- [Problem details] Return each line of the data below verbatim; pictures are to be left out.

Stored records
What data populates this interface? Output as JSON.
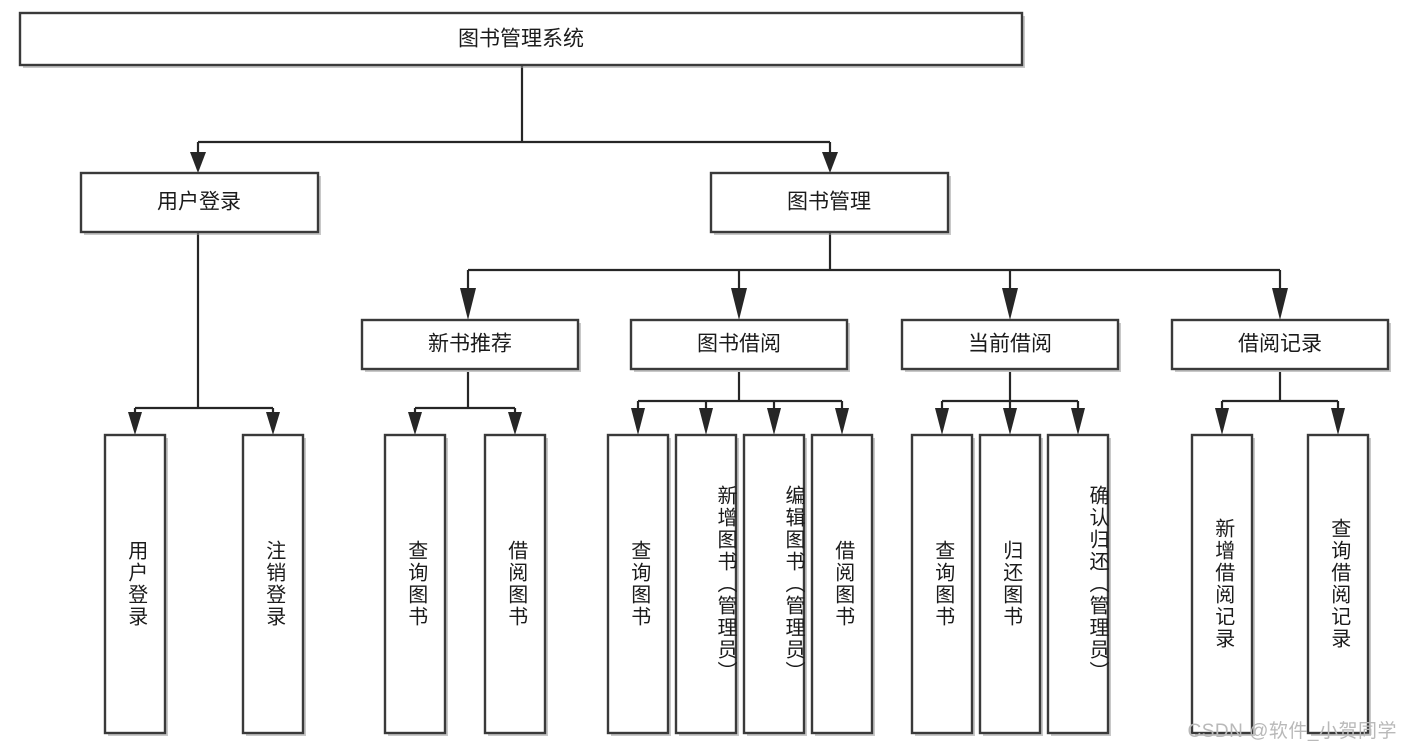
{
  "diagram": {
    "title": "图书管理系统",
    "type": "tree-hierarchy",
    "watermark": "CSDN @软件_小贺同学",
    "colors": {
      "box_stroke": "#3a3a3a",
      "connector": "#262626",
      "text": "#1b1b1b",
      "background": "#ffffff",
      "watermark": "#b9b9b9"
    },
    "root": {
      "id": "root",
      "label": "图书管理系统"
    },
    "level2": [
      {
        "id": "user-login",
        "label": "用户登录"
      },
      {
        "id": "book-management",
        "label": "图书管理"
      }
    ],
    "level3": [
      {
        "id": "new-book-recommend",
        "label": "新书推荐",
        "parent": "book-management"
      },
      {
        "id": "book-borrow",
        "label": "图书借阅",
        "parent": "book-management"
      },
      {
        "id": "current-borrow",
        "label": "当前借阅",
        "parent": "book-management"
      },
      {
        "id": "borrow-record",
        "label": "借阅记录",
        "parent": "book-management"
      }
    ],
    "leaves": [
      {
        "id": "leaf-user-login",
        "label": "用户登录",
        "parent": "user-login"
      },
      {
        "id": "leaf-logout-login",
        "label": "注销登录",
        "parent": "user-login"
      },
      {
        "id": "leaf-query-book-1",
        "label": "查询图书",
        "parent": "new-book-recommend"
      },
      {
        "id": "leaf-borrow-book-1",
        "label": "借阅图书",
        "parent": "new-book-recommend"
      },
      {
        "id": "leaf-query-book-2",
        "label": "查询图书",
        "parent": "book-borrow"
      },
      {
        "id": "leaf-add-book",
        "label": "新增图书（管理员）",
        "parent": "book-borrow"
      },
      {
        "id": "leaf-edit-book",
        "label": "编辑图书（管理员）",
        "parent": "book-borrow"
      },
      {
        "id": "leaf-borrow-book-2",
        "label": "借阅图书",
        "parent": "book-borrow"
      },
      {
        "id": "leaf-query-book-3",
        "label": "查询图书",
        "parent": "current-borrow"
      },
      {
        "id": "leaf-return-book",
        "label": "归还图书",
        "parent": "current-borrow"
      },
      {
        "id": "leaf-confirm-return",
        "label": "确认归还（管理员）",
        "parent": "current-borrow"
      },
      {
        "id": "leaf-add-record",
        "label": "新增借阅记录",
        "parent": "borrow-record"
      },
      {
        "id": "leaf-query-record",
        "label": "查询借阅记录",
        "parent": "borrow-record"
      }
    ]
  }
}
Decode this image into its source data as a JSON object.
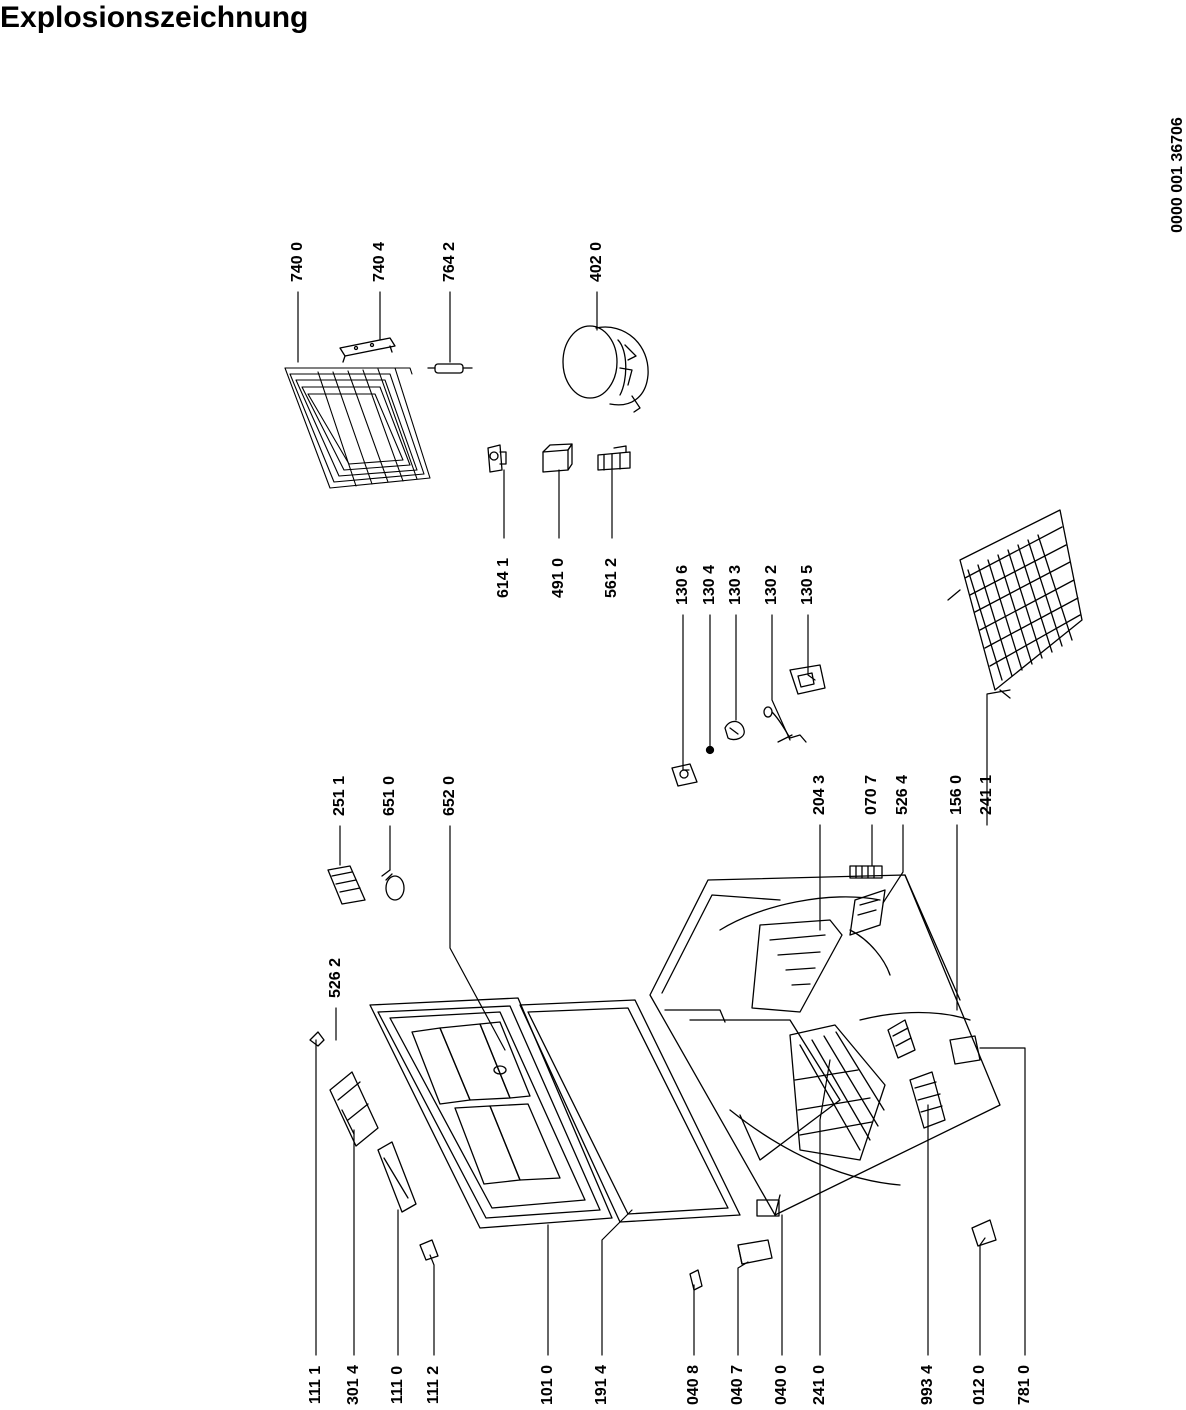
{
  "page": {
    "title": "Explosionszeichnung",
    "doc_number": "0000 001 36706"
  },
  "labels": {
    "740_0": "740 0",
    "740_4": "740 4",
    "764_2": "764 2",
    "402_0": "402 0",
    "614_1": "614 1",
    "491_0": "491 0",
    "561_2": "561 2",
    "130_6": "130 6",
    "130_4": "130 4",
    "130_3": "130 3",
    "130_2": "130 2",
    "130_5": "130 5",
    "251_1": "251 1",
    "651_0": "651 0",
    "652_0": "652 0",
    "526_2": "526 2",
    "204_3": "204 3",
    "070_7": "070 7",
    "526_4": "526 4",
    "156_0": "156 0",
    "241_1": "241 1",
    "111_1": "111 1",
    "301_4": "301 4",
    "111_0": "111 0",
    "111_2": "111 2",
    "101_0": "101 0",
    "191_4": "191 4",
    "040_8": "040 8",
    "040_7": "040 7",
    "040_0": "040 0",
    "241_0": "241 0",
    "993_4": "993 4",
    "012_0": "012 0",
    "781_0": "781 0"
  }
}
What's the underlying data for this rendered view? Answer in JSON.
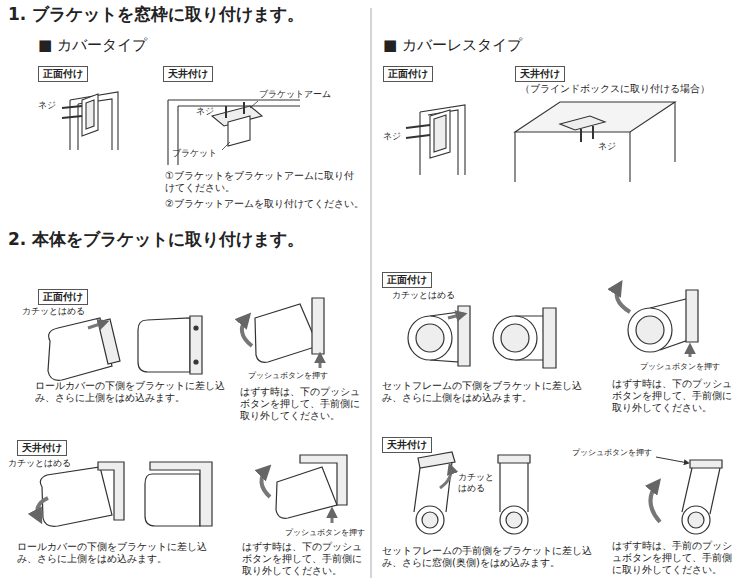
{
  "diagram": {
    "nodes": [
      {
        "text": [
          "正面付け"
        ]
      },
      {
        "text": [
          "天井付け"
        ]
      },
      {
        "text": [
          "正面付け"
        ]
      },
      {
        "text": [
          "天井付け"
        ]
      },
      {
        "text": [
          "正面付け"
        ]
      },
      {
        "text": [
          "天井付け"
        ]
      },
      {
        "text": [
          "正面付け"
        ]
      },
      {
        "text": [
          "天井付け"
        ]
      }
    ],
    "labels": [
      "1. ブラケットを窓枠に取り付けます。",
      "■ カバータイプ",
      "ネジ",
      "ブラケットアーム",
      "ネジ",
      "ブラケット",
      "①ブラケットをブラケットアームに取り付けてください。",
      "②ブラケットアームを取り付けてください。",
      "■ カバーレスタイプ",
      "（ブラインドボックスに取り付ける場合）",
      "ネジ",
      "ネジ",
      "2. 本体をブラケットに取り付けます。",
      "カチッとはめる",
      "ロールカバーの下側をブラケットに差し込み、さらに上側をはめ込みます。",
      "プッシュボタンを押す",
      "はずす時は、下のプッシュボタンを押して、手前側に取り外してください。",
      "カチッとはめる",
      "ロールカバーの下側をブラケットに差し込み、さらに上側をはめ込みます。",
      "プッシュボタンを押す",
      "はずす時は、下のプッシュボタンを押して、手前側に取り外してください。",
      "カチッとはめる",
      "セットフレームの下側をブラケットに差し込み、さらに上側をはめ込みます。",
      "プッシュボタンを押す",
      "はずす時は、下のプッシュボタンを押して、手前側に取り外してください。",
      "カチッと はめる",
      "プッシュボタンを押す",
      "セットフレームの手前側をブラケットに差し込み、さらに窓側(奥側)をはめ込みます。",
      "はずす時は、手前のプッシュボタンを押して、手前側に取り外してください。"
    ]
  }
}
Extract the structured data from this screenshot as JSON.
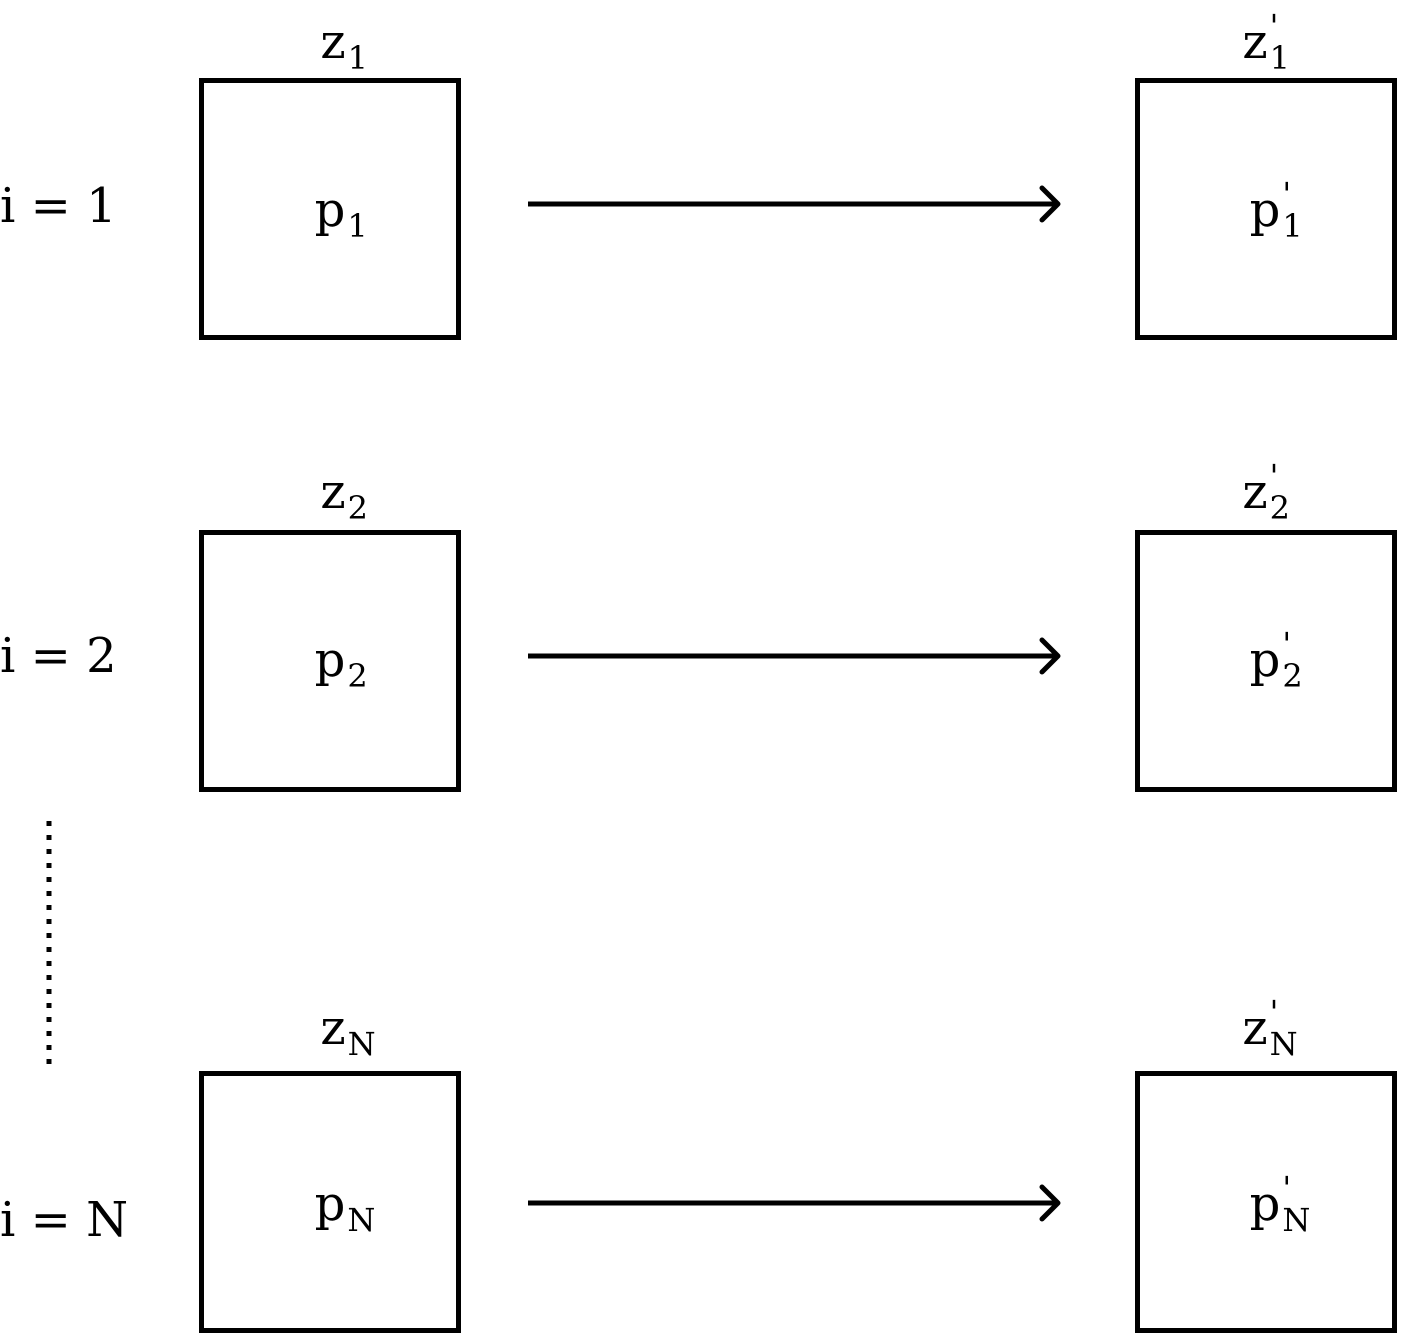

- [Answer to this task]
What data populates this interface? Output as JSON.
{
  "diagram": {
    "title": "图书管理系统",
    "type": "tree-hierarchy",
    "watermark": "CSDN @软件_小贺同学",
    "colors": {
      "box_stroke": "#3a3a3a",
      "connector": "#262626",
      "text": "#1b1b1b",
      "background": "#ffffff",
      "watermark": "#b9b9b9"
    },
    "root": {
      "id": "root",
      "label": "图书管理系统"
    },
    "level2": [
      {
        "id": "user-login",
        "label": "用户登录"
      },
      {
        "id": "book-management",
        "label": "图书管理"
      }
    ],
    "level3": [
      {
        "id": "new-book-recommend",
        "label": "新书推荐",
        "parent": "book-management"
      },
      {
        "id": "book-borrow",
        "label": "图书借阅",
        "parent": "book-management"
      },
      {
        "id": "current-borrow",
        "label": "当前借阅",
        "parent": "book-management"
      },
      {
        "id": "borrow-record",
        "label": "借阅记录",
        "parent": "book-management"
      }
    ],
    "leaves": [
      {
        "id": "leaf-user-login",
        "label": "用户登录",
        "parent": "user-login"
      },
      {
        "id": "leaf-logout-login",
        "label": "注销登录",
        "parent": "user-login"
      },
      {
        "id": "leaf-query-book-1",
        "label": "查询图书",
        "parent": "new-book-recommend"
      },
      {
        "id": "leaf-borrow-book-1",
        "label": "借阅图书",
        "parent": "new-book-recommend"
      },
      {
        "id": "leaf-query-book-2",
        "label": "查询图书",
        "parent": "book-borrow"
      },
      {
        "id": "leaf-add-book",
        "label": "新增图书（管理员）",
        "parent": "book-borrow"
      },
      {
        "id": "leaf-edit-book",
        "label": "编辑图书（管理员）",
        "parent": "book-borrow"
      },
      {
        "id": "leaf-borrow-book-2",
        "label": "借阅图书",
        "parent": "book-borrow"
      },
      {
        "id": "leaf-query-book-3",
        "label": "查询图书",
        "parent": "current-borrow"
      },
      {
        "id": "leaf-return-book",
        "label": "归还图书",
        "parent": "current-borrow"
      },
      {
        "id": "leaf-confirm-return",
        "label": "确认归还（管理员）",
        "parent": "current-borrow"
      },
      {
        "id": "leaf-add-record",
        "label": "新增借阅记录",
        "parent": "borrow-record"
      },
      {
        "id": "leaf-query-record",
        "label": "查询借阅记录",
        "parent": "borrow-record"
      }
    ]
  }
}
Decode this image into its source data as a JSON object.
{
  "page": {
    "title": "Explosionszeichnung",
    "doc_number": "0000 001 36706"
  },
  "labels": {
    "740_0": "740 0",
    "740_4": "740 4",
    "764_2": "764 2",
    "402_0": "402 0",
    "614_1": "614 1",
    "491_0": "491 0",
    "561_2": "561 2",
    "130_6": "130 6",
    "130_4": "130 4",
    "130_3": "130 3",
    "130_2": "130 2",
    "130_5": "130 5",
    "251_1": "251 1",
    "651_0": "651 0",
    "652_0": "652 0",
    "526_2": "526 2",
    "204_3": "204 3",
    "070_7": "070 7",
    "526_4": "526 4",
    "156_0": "156 0",
    "241_1": "241 1",
    "111_1": "111 1",
    "301_4": "301 4",
    "111_0": "111 0",
    "111_2": "111 2",
    "101_0": "101 0",
    "191_4": "191 4",
    "040_8": "040 8",
    "040_7": "040 7",
    "040_0": "040 0",
    "241_0": "241 0",
    "993_4": "993 4",
    "012_0": "012 0",
    "781_0": "781 0"
  }
}
What's the underlying data for this rendered view? Answer in JSON.
{
  "diagram": {
    "nodes": [
      {
        "text": [
          "正面付け"
        ]
      },
      {
        "text": [
          "天井付け"
        ]
      },
      {
        "text": [
          "正面付け"
        ]
      },
      {
        "text": [
          "天井付け"
        ]
      },
      {
        "text": [
          "正面付け"
        ]
      },
      {
        "text": [
          "天井付け"
        ]
      },
      {
        "text": [
          "正面付け"
        ]
      },
      {
        "text": [
          "天井付け"
        ]
      }
    ],
    "labels": [
      "1. ブラケットを窓枠に取り付けます。",
      "■ カバータイプ",
      "ネジ",
      "ブラケットアーム",
      "ネジ",
      "ブラケット",
      "①ブラケットをブラケットアームに取り付けてください。",
      "②ブラケットアームを取り付けてください。",
      "■ カバーレスタイプ",
      "（ブラインドボックスに取り付ける場合）",
      "ネジ",
      "ネジ",
      "2. 本体をブラケットに取り付けます。",
      "カチッとはめる",
      "ロールカバーの下側をブラケットに差し込み、さらに上側をはめ込みます。",
      "プッシュボタンを押す",
      "はずす時は、下のプッシュボタンを押して、手前側に取り外してください。",
      "カチッとはめる",
      "ロールカバーの下側をブラケットに差し込み、さらに上側をはめ込みます。",
      "プッシュボタンを押す",
      "はずす時は、下のプッシュボタンを押して、手前側に取り外してください。",
      "カチッとはめる",
      "セットフレームの下側をブラケットに差し込み、さらに上側をはめ込みます。",
      "プッシュボタンを押す",
      "はずす時は、下のプッシュボタンを押して、手前側に取り外してください。",
      "カチッと はめる",
      "プッシュボタンを押す",
      "セットフレームの手前側をブラケットに差し込み、さらに窓側(奥側)をはめ込みます。",
      "はずす時は、手前のプッシュボタンを押して、手前側に取り外してください。"
    ]
  }
}
Extract the structured data from this screenshot as JSON.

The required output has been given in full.